• EXERCISE INSTRUCTIONS: Look below for the line containing "OCR this image.". Output it and each remaining line of the entries exactly, and nothing else.

(Stored entries)
· · · · ·
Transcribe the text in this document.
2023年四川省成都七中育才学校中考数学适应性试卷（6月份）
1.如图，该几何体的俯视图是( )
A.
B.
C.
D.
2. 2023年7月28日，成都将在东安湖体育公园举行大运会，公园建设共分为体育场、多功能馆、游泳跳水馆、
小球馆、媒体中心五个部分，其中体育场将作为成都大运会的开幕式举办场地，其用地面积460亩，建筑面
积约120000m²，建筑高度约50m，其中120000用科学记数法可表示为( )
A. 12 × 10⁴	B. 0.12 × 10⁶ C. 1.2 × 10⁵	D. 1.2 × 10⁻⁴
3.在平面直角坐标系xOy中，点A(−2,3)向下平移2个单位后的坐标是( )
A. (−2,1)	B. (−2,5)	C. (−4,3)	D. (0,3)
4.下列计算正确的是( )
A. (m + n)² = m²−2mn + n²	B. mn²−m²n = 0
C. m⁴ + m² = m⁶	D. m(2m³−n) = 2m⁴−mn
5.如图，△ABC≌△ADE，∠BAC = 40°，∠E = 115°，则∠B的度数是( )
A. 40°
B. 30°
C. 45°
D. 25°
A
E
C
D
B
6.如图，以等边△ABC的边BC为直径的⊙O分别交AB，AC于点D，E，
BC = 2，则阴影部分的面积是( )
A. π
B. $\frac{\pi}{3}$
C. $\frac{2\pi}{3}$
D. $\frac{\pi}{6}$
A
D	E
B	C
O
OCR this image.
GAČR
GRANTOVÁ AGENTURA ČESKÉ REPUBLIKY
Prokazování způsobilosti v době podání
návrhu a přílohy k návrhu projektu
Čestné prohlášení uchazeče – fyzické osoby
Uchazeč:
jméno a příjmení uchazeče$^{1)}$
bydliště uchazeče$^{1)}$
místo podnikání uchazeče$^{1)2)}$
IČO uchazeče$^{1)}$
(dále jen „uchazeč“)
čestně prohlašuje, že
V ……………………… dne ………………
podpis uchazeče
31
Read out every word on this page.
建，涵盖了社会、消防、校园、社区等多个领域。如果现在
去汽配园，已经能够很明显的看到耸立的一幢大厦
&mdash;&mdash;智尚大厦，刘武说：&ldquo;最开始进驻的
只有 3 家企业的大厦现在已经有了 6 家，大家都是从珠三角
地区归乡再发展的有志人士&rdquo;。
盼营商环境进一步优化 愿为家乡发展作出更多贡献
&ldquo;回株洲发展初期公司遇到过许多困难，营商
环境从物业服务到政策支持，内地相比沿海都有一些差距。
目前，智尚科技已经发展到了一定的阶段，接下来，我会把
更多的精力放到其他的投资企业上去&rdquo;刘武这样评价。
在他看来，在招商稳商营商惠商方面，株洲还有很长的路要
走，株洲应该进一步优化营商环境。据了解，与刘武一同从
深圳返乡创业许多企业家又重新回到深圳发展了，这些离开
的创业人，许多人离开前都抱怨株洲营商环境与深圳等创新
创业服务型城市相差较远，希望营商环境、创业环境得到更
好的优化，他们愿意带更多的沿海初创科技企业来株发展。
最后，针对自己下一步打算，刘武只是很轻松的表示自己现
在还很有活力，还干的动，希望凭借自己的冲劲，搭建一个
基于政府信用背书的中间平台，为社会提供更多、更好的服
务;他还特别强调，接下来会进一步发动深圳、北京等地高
· · · · ·
• OUTPUT FOR THIS EXERCISE:
OCR this image.
GAČR
GRANTOVÁ AGENTURA ČESKÉ REPUBLIKY
Prokazování způsobilosti v době podání
návrhu a přílohy k návrhu projektu
Čestné prohlášení uchazeče – fyzické osoby
Uchazeč:
jméno a příjmení uchazeče$^{1)}$
bydliště uchazeče$^{1)}$
místo podnikání uchazeče$^{1)2)}$
IČO uchazeče$^{1)}$
(dále jen „uchazeč“)
čestně prohlašuje, že
V ……………………… dne ………………
podpis uchazeče
31
Read out every word on this page.
建，涵盖了社会、消防、校园、社区等多个领域。如果现在
去汽配园，已经能够很明显的看到耸立的一幢大厦
&mdash;&mdash;智尚大厦，刘武说：&ldquo;最开始进驻的
只有 3 家企业的大厦现在已经有了 6 家，大家都是从珠三角
地区归乡再发展的有志人士&rdquo;。
盼营商环境进一步优化 愿为家乡发展作出更多贡献
&ldquo;回株洲发展初期公司遇到过许多困难，营商
环境从物业服务到政策支持，内地相比沿海都有一些差距。
目前，智尚科技已经发展到了一定的阶段，接下来，我会把
更多的精力放到其他的投资企业上去&rdquo;刘武这样评价。
在他看来，在招商稳商营商惠商方面，株洲还有很长的路要
走，株洲应该进一步优化营商环境。据了解，与刘武一同从
深圳返乡创业许多企业家又重新回到深圳发展了，这些离开
的创业人，许多人离开前都抱怨株洲营商环境与深圳等创新
创业服务型城市相差较远，希望营商环境、创业环境得到更
好的优化，他们愿意带更多的沿海初创科技企业来株发展。
最后，针对自己下一步打算，刘武只是很轻松的表示自己现
在还很有活力，还干的动，希望凭借自己的冲劲，搭建一个
基于政府信用背书的中间平台，为社会提供更多、更好的服
务;他还特别强调，接下来会进一步发动深圳、北京等地高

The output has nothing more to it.